> **EXERCISE INPUTS**:
----------------------------------------

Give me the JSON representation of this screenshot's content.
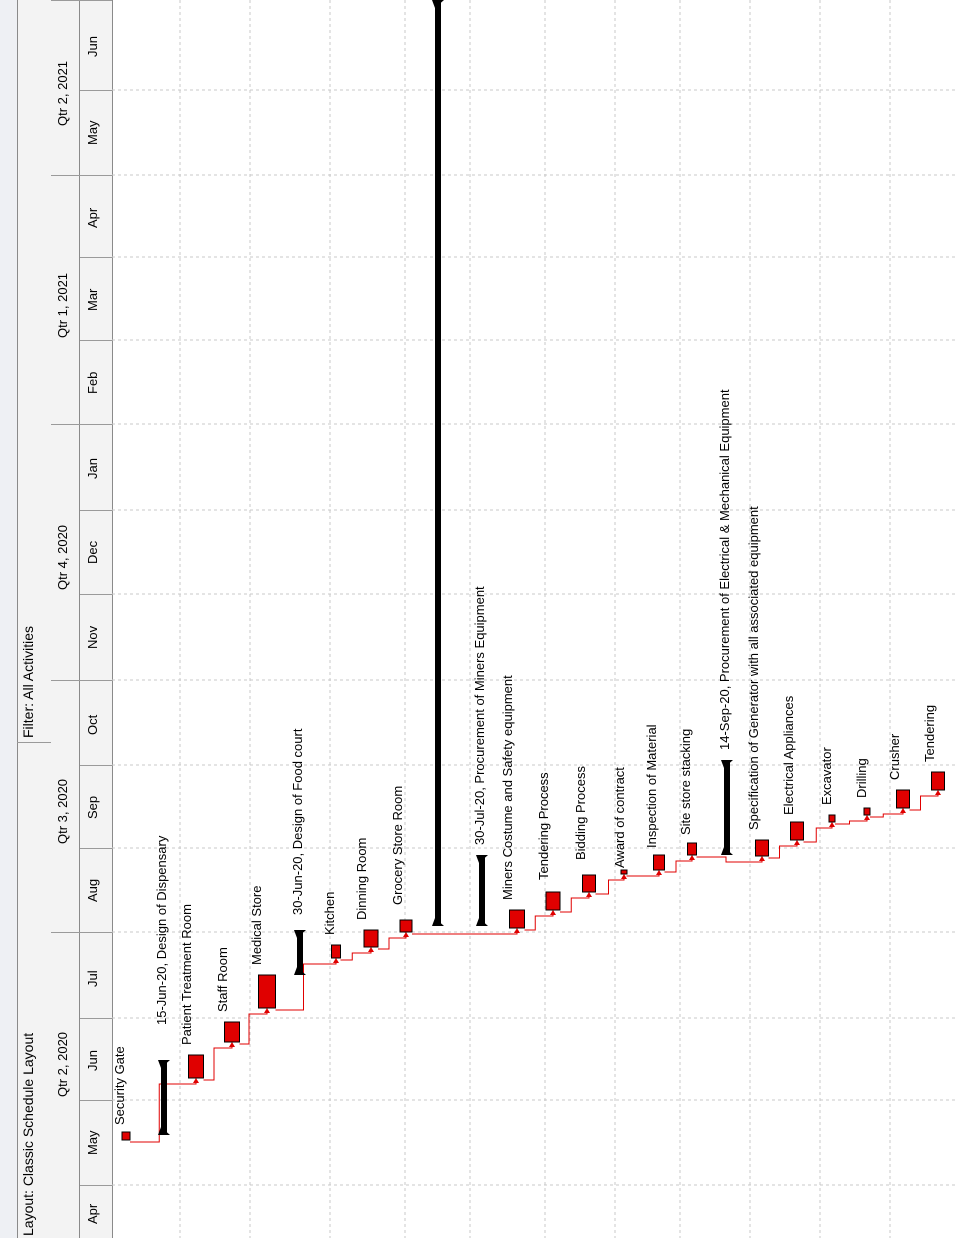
{
  "toolbar": {
    "layout_label": "Layout: Classic Schedule Layout",
    "filter_label": "Filter: All Activities"
  },
  "timescale": {
    "quarters": [
      "Qtr 2, 2020",
      "Qtr 3, 2020",
      "Qtr 4, 2020",
      "Qtr 1, 2021",
      "Qtr 2, 2021"
    ],
    "months": [
      "Apr",
      "May",
      "Jun",
      "Jul",
      "Aug",
      "Sep",
      "Oct",
      "Nov",
      "Dec",
      "Jan",
      "Feb",
      "Mar",
      "Apr",
      "May",
      "Jun"
    ]
  },
  "colors": {
    "activity_bar": "#e00000",
    "milestone": "#000000",
    "relationship": "#e00000",
    "gridline": "#c8c8c8"
  },
  "gantt": {
    "activities": [
      {
        "label": "Security Gate",
        "kind": "bar"
      },
      {
        "label": "15-Jun-20, Design of Dispensary",
        "kind": "summary"
      },
      {
        "label": "Patient Treatment Room",
        "kind": "bar"
      },
      {
        "label": "Staff Room",
        "kind": "bar"
      },
      {
        "label": "Medical Store",
        "kind": "bar"
      },
      {
        "label": "30-Jun-20, Design of Food court",
        "kind": "summary"
      },
      {
        "label": "Kitchen",
        "kind": "bar"
      },
      {
        "label": "Dinning Room",
        "kind": "bar"
      },
      {
        "label": "Grocery Store Room",
        "kind": "bar"
      },
      {
        "label": "",
        "kind": "summary"
      },
      {
        "label": "30-Jul-20, Procurement of Miners Equipment",
        "kind": "summary"
      },
      {
        "label": "Miners Costume and Safety equipment",
        "kind": "bar"
      },
      {
        "label": "Tendering Process",
        "kind": "bar"
      },
      {
        "label": "Bidding Process",
        "kind": "bar"
      },
      {
        "label": "Award of contract",
        "kind": "milestone"
      },
      {
        "label": "Inspection of Material",
        "kind": "bar"
      },
      {
        "label": "Site store stacking",
        "kind": "bar"
      },
      {
        "label": "14-Sep-20, Procurement of Electrical & Mechanical Equipment",
        "kind": "summary"
      },
      {
        "label": "Specification of Generator with all associated equipment",
        "kind": "bar"
      },
      {
        "label": "Electrical Appliances",
        "kind": "bar"
      },
      {
        "label": "Excavator",
        "kind": "bar"
      },
      {
        "label": "Drilling",
        "kind": "bar"
      },
      {
        "label": "Crusher",
        "kind": "bar"
      },
      {
        "label": "Tendering",
        "kind": "bar"
      }
    ]
  }
}
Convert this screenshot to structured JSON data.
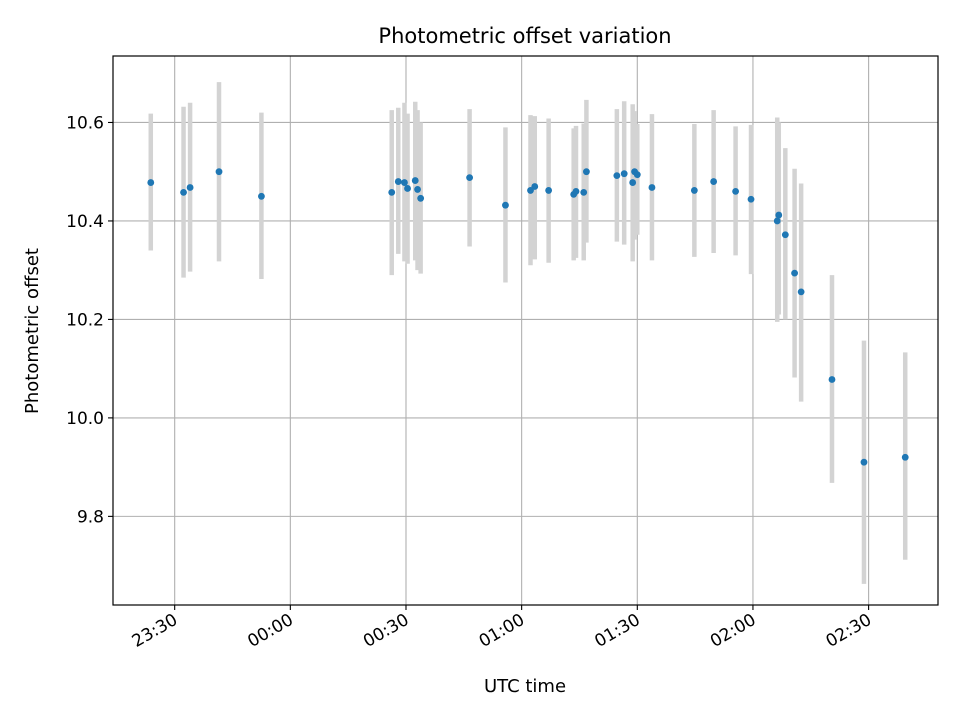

----------------------------------------

Can you repeat every record above exactly, apart from the pictures?

Give me the JSON representation of this screenshot's content.
{
  "toolbar": {
    "layout_label": "Layout: Classic Schedule Layout",
    "filter_label": "Filter: All Activities"
  },
  "timescale": {
    "quarters": [
      "Qtr 2, 2020",
      "Qtr 3, 2020",
      "Qtr 4, 2020",
      "Qtr 1, 2021",
      "Qtr 2, 2021"
    ],
    "months": [
      "Apr",
      "May",
      "Jun",
      "Jul",
      "Aug",
      "Sep",
      "Oct",
      "Nov",
      "Dec",
      "Jan",
      "Feb",
      "Mar",
      "Apr",
      "May",
      "Jun"
    ]
  },
  "colors": {
    "activity_bar": "#e00000",
    "milestone": "#000000",
    "relationship": "#e00000",
    "gridline": "#c8c8c8"
  },
  "gantt": {
    "activities": [
      {
        "label": "Security Gate",
        "kind": "bar"
      },
      {
        "label": "15-Jun-20, Design of Dispensary",
        "kind": "summary"
      },
      {
        "label": "Patient Treatment Room",
        "kind": "bar"
      },
      {
        "label": "Staff Room",
        "kind": "bar"
      },
      {
        "label": "Medical Store",
        "kind": "bar"
      },
      {
        "label": "30-Jun-20, Design of Food court",
        "kind": "summary"
      },
      {
        "label": "Kitchen",
        "kind": "bar"
      },
      {
        "label": "Dinning Room",
        "kind": "bar"
      },
      {
        "label": "Grocery Store Room",
        "kind": "bar"
      },
      {
        "label": "",
        "kind": "summary"
      },
      {
        "label": "30-Jul-20, Procurement of Miners Equipment",
        "kind": "summary"
      },
      {
        "label": "Miners Costume and Safety equipment",
        "kind": "bar"
      },
      {
        "label": "Tendering Process",
        "kind": "bar"
      },
      {
        "label": "Bidding Process",
        "kind": "bar"
      },
      {
        "label": "Award of contract",
        "kind": "milestone"
      },
      {
        "label": "Inspection of Material",
        "kind": "bar"
      },
      {
        "label": "Site store stacking",
        "kind": "bar"
      },
      {
        "label": "14-Sep-20, Procurement of Electrical & Mechanical Equipment",
        "kind": "summary"
      },
      {
        "label": "Specification of Generator with all associated equipment",
        "kind": "bar"
      },
      {
        "label": "Electrical Appliances",
        "kind": "bar"
      },
      {
        "label": "Excavator",
        "kind": "bar"
      },
      {
        "label": "Drilling",
        "kind": "bar"
      },
      {
        "label": "Crusher",
        "kind": "bar"
      },
      {
        "label": "Tendering",
        "kind": "bar"
      }
    ]
  }
}
Convert this screenshot to structured JSON data.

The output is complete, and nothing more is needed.